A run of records
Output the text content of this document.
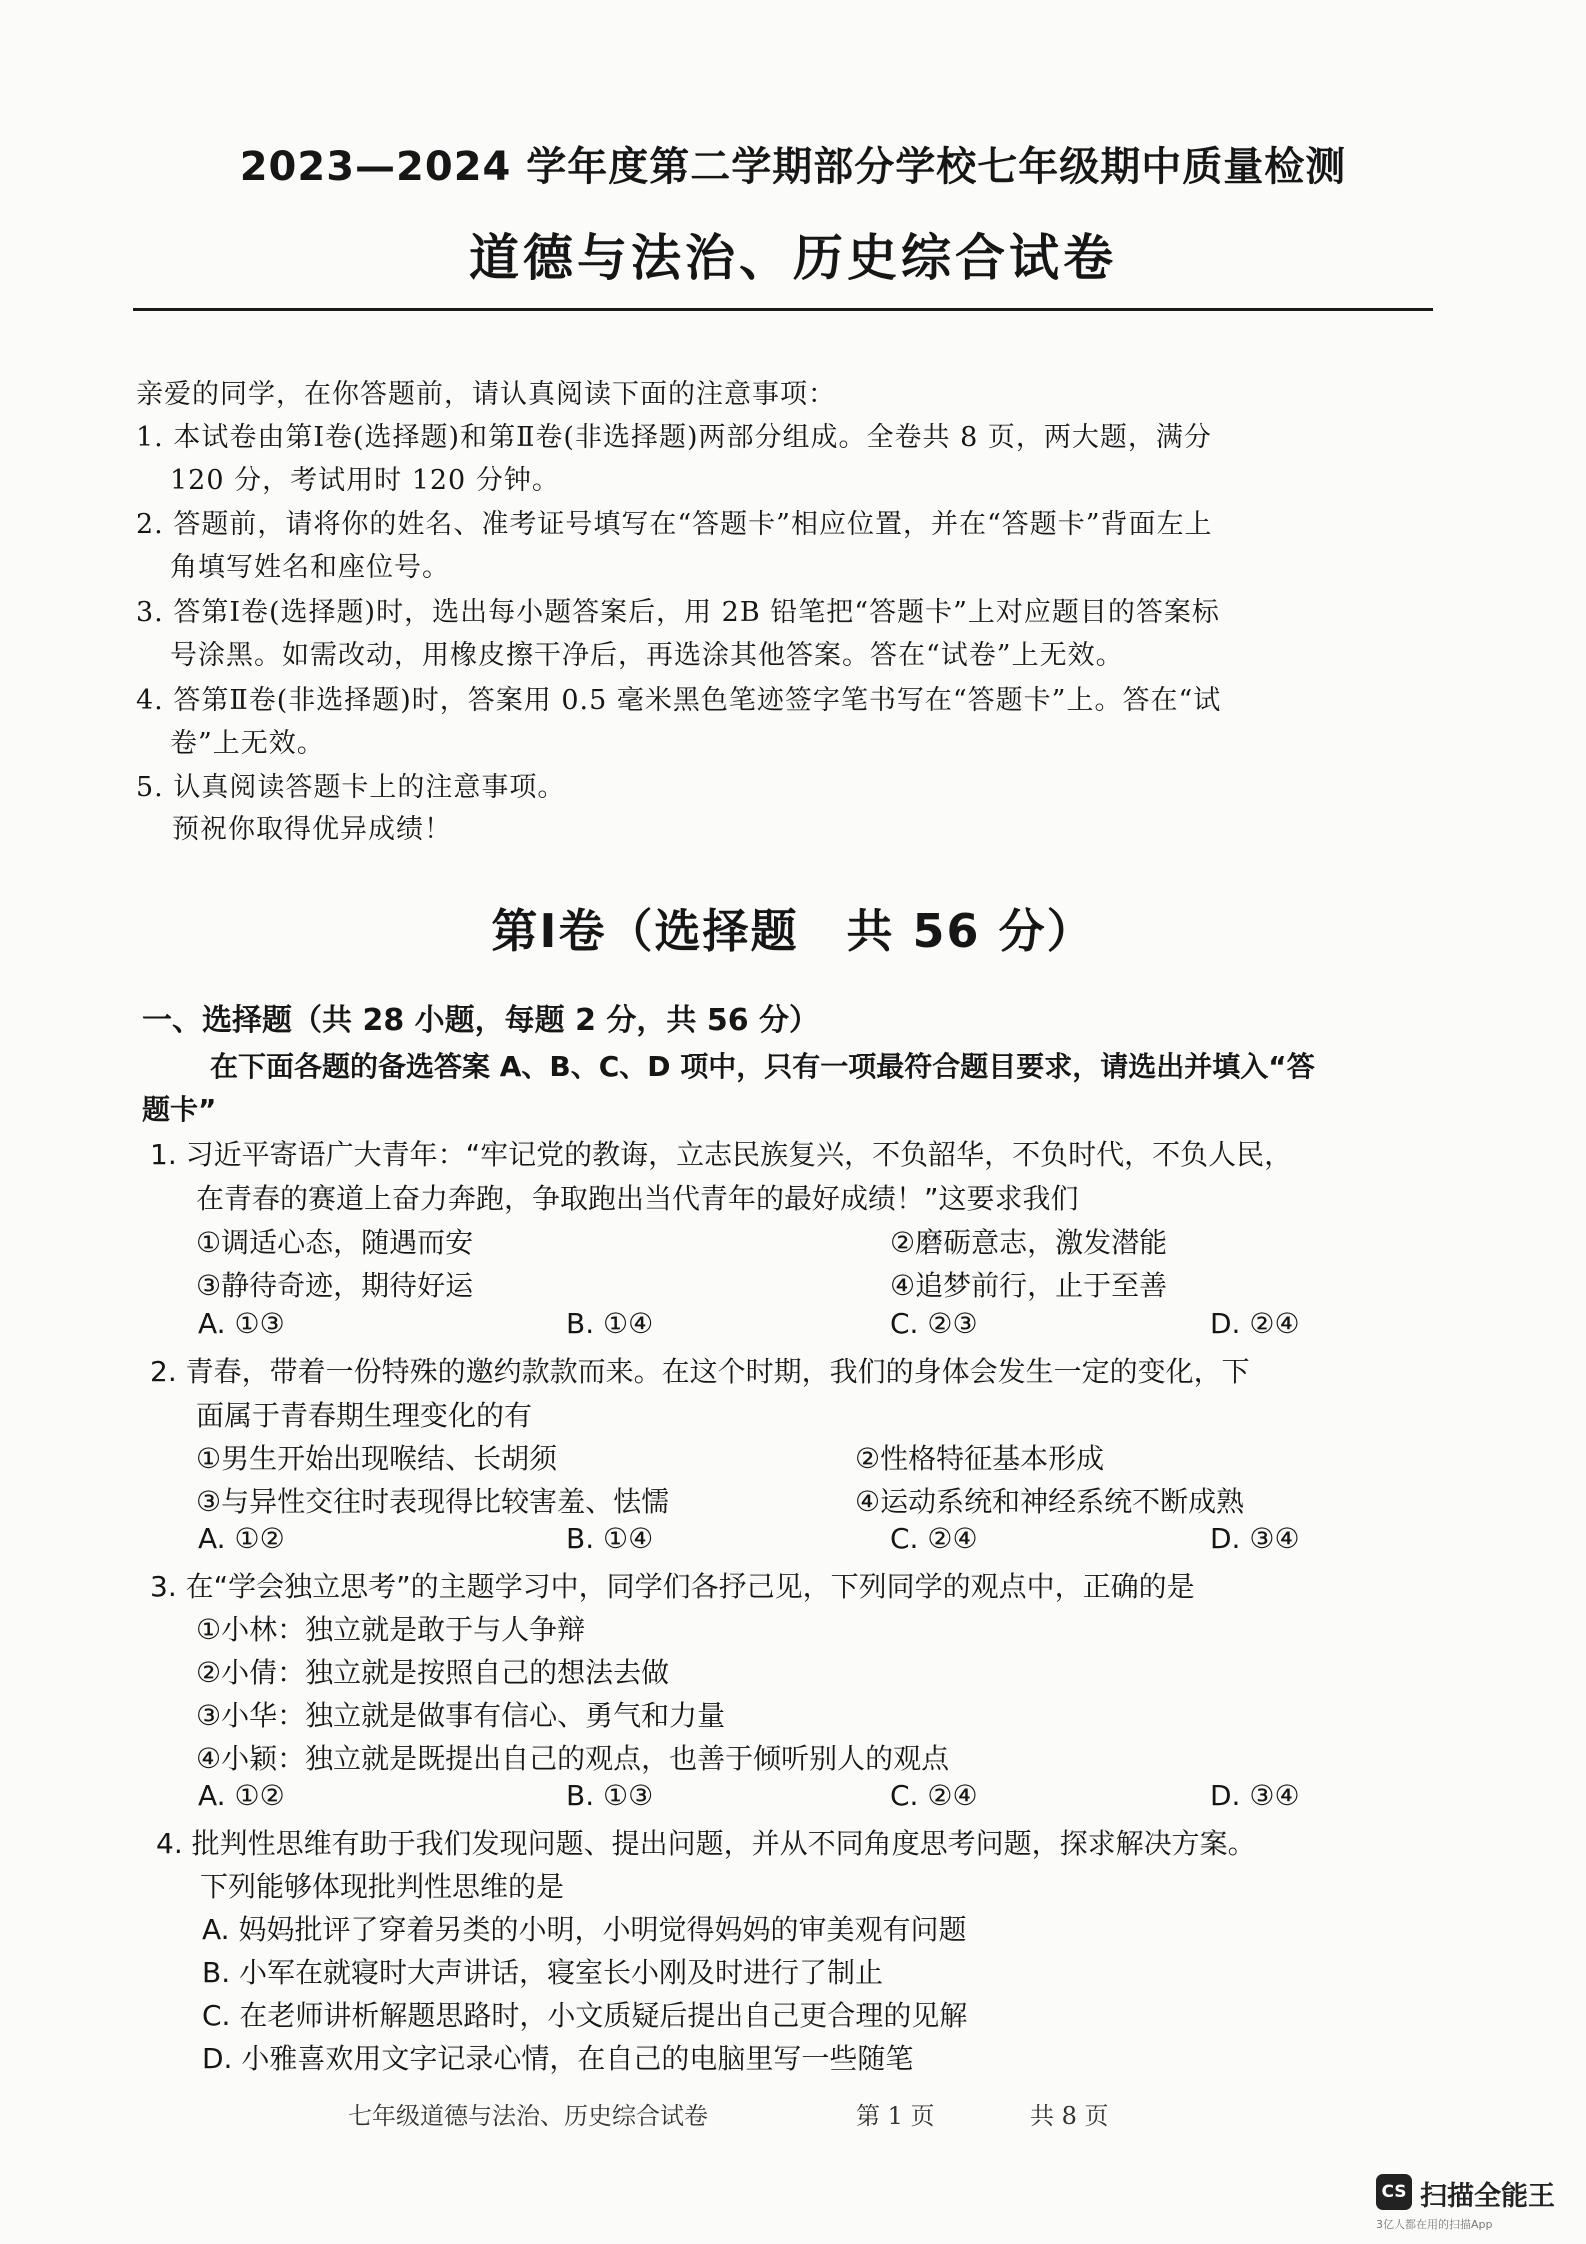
2023—2024 学年度第二学期部分学校七年级期中质量检测
道德与法治、历史综合试卷
亲爱的同学，在你答题前，请认真阅读下面的注意事项：
1. 本试卷由第Ⅰ卷(选择题)和第Ⅱ卷(非选择题)两部分组成。全卷共 8 页，两大题，满分
120 分，考试用时 120 分钟。
2. 答题前，请将你的姓名、准考证号填写在“答题卡”相应位置，并在“答题卡”背面左上
角填写姓名和座位号。
3. 答第Ⅰ卷(选择题)时，选出每小题答案后，用 2B 铅笔把“答题卡”上对应题目的答案标
号涂黑。如需改动，用橡皮擦干净后，再选涂其他答案。答在“试卷”上无效。
4. 答第Ⅱ卷(非选择题)时，答案用 0.5 毫米黑色笔迹签字笔书写在“答题卡”上。答在“试
卷”上无效。
5. 认真阅读答题卡上的注意事项。
预祝你取得优异成绩！
第Ⅰ卷（选择题　共 56 分）
一、选择题（共 28 小题，每题 2 分，共 56 分）
在下面各题的备选答案 A、B、C、D 项中，只有一项最符合题目要求，请选出并填入“答
题卡”
1. 习近平寄语广大青年：“牢记党的教诲，立志民族复兴，不负韶华，不负时代，不负人民，
在青春的赛道上奋力奔跑，争取跑出当代青年的最好成绩！”这要求我们
①调适心态，随遇而安	②磨砺意志，激发潜能
③静待奇迹，期待好运	④追梦前行，止于至善
A. ①③	B. ①④	C. ②③	D. ②④
2. 青春，带着一份特殊的邀约款款而来。在这个时期，我们的身体会发生一定的变化，下
面属于青春期生理变化的有
①男生开始出现喉结、长胡须	②性格特征基本形成
③与异性交往时表现得比较害羞、怯懦	④运动系统和神经系统不断成熟
A. ①②	B. ①④	C. ②④	D. ③④
3. 在“学会独立思考”的主题学习中，同学们各抒己见，下列同学的观点中，正确的是
①小林：独立就是敢于与人争辩
②小倩：独立就是按照自己的想法去做
③小华：独立就是做事有信心、勇气和力量
④小颖：独立就是既提出自己的观点，也善于倾听别人的观点
A. ①②	B. ①③	C. ②④	D. ③④
4. 批判性思维有助于我们发现问题、提出问题，并从不同角度思考问题，探求解决方案。
下列能够体现批判性思维的是
A. 妈妈批评了穿着另类的小明，小明觉得妈妈的审美观有问题
B. 小军在就寝时大声讲话，寝室长小刚及时进行了制止
C. 在老师讲析解题思路时，小文质疑后提出自己更合理的见解
D. 小雅喜欢用文字记录心情，在自己的电脑里写一些随笔
七年级道德与法治、历史综合试卷	第 1 页	共 8 页
CS 扫描全能王
3亿人都在用的扫描App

**Task directions**. Reproduce the material in full, word for word, and omit the pictures.

**Expected answer**.
Output the text content of this document.
2023—2024 学年度第二学期部分学校七年级期中质量检测
道德与法治、历史综合试卷
亲爱的同学，在你答题前，请认真阅读下面的注意事项：
1. 本试卷由第Ⅰ卷(选择题)和第Ⅱ卷(非选择题)两部分组成。全卷共 8 页，两大题，满分
120 分，考试用时 120 分钟。
2. 答题前，请将你的姓名、准考证号填写在“答题卡”相应位置，并在“答题卡”背面左上
角填写姓名和座位号。
3. 答第Ⅰ卷(选择题)时，选出每小题答案后，用 2B 铅笔把“答题卡”上对应题目的答案标
号涂黑。如需改动，用橡皮擦干净后，再选涂其他答案。答在“试卷”上无效。
4. 答第Ⅱ卷(非选择题)时，答案用 0.5 毫米黑色笔迹签字笔书写在“答题卡”上。答在“试
卷”上无效。
5. 认真阅读答题卡上的注意事项。
预祝你取得优异成绩！
第Ⅰ卷（选择题　共 56 分）
一、选择题（共 28 小题，每题 2 分，共 56 分）
在下面各题的备选答案 A、B、C、D 项中，只有一项最符合题目要求，请选出并填入“答
题卡”
1. 习近平寄语广大青年：“牢记党的教诲，立志民族复兴，不负韶华，不负时代，不负人民，
在青春的赛道上奋力奔跑，争取跑出当代青年的最好成绩！”这要求我们
①调适心态，随遇而安	②磨砺意志，激发潜能
③静待奇迹，期待好运	④追梦前行，止于至善
A. ①③	B. ①④	C. ②③	D. ②④
2. 青春，带着一份特殊的邀约款款而来。在这个时期，我们的身体会发生一定的变化，下
面属于青春期生理变化的有
①男生开始出现喉结、长胡须	②性格特征基本形成
③与异性交往时表现得比较害羞、怯懦	④运动系统和神经系统不断成熟
A. ①②	B. ①④	C. ②④	D. ③④
3. 在“学会独立思考”的主题学习中，同学们各抒己见，下列同学的观点中，正确的是
①小林：独立就是敢于与人争辩
②小倩：独立就是按照自己的想法去做
③小华：独立就是做事有信心、勇气和力量
④小颖：独立就是既提出自己的观点，也善于倾听别人的观点
A. ①②	B. ①③	C. ②④	D. ③④
4. 批判性思维有助于我们发现问题、提出问题，并从不同角度思考问题，探求解决方案。
下列能够体现批判性思维的是
A. 妈妈批评了穿着另类的小明，小明觉得妈妈的审美观有问题
B. 小军在就寝时大声讲话，寝室长小刚及时进行了制止
C. 在老师讲析解题思路时，小文质疑后提出自己更合理的见解
D. 小雅喜欢用文字记录心情，在自己的电脑里写一些随笔
七年级道德与法治、历史综合试卷	第 1 页	共 8 页
CS 扫描全能王
3亿人都在用的扫描App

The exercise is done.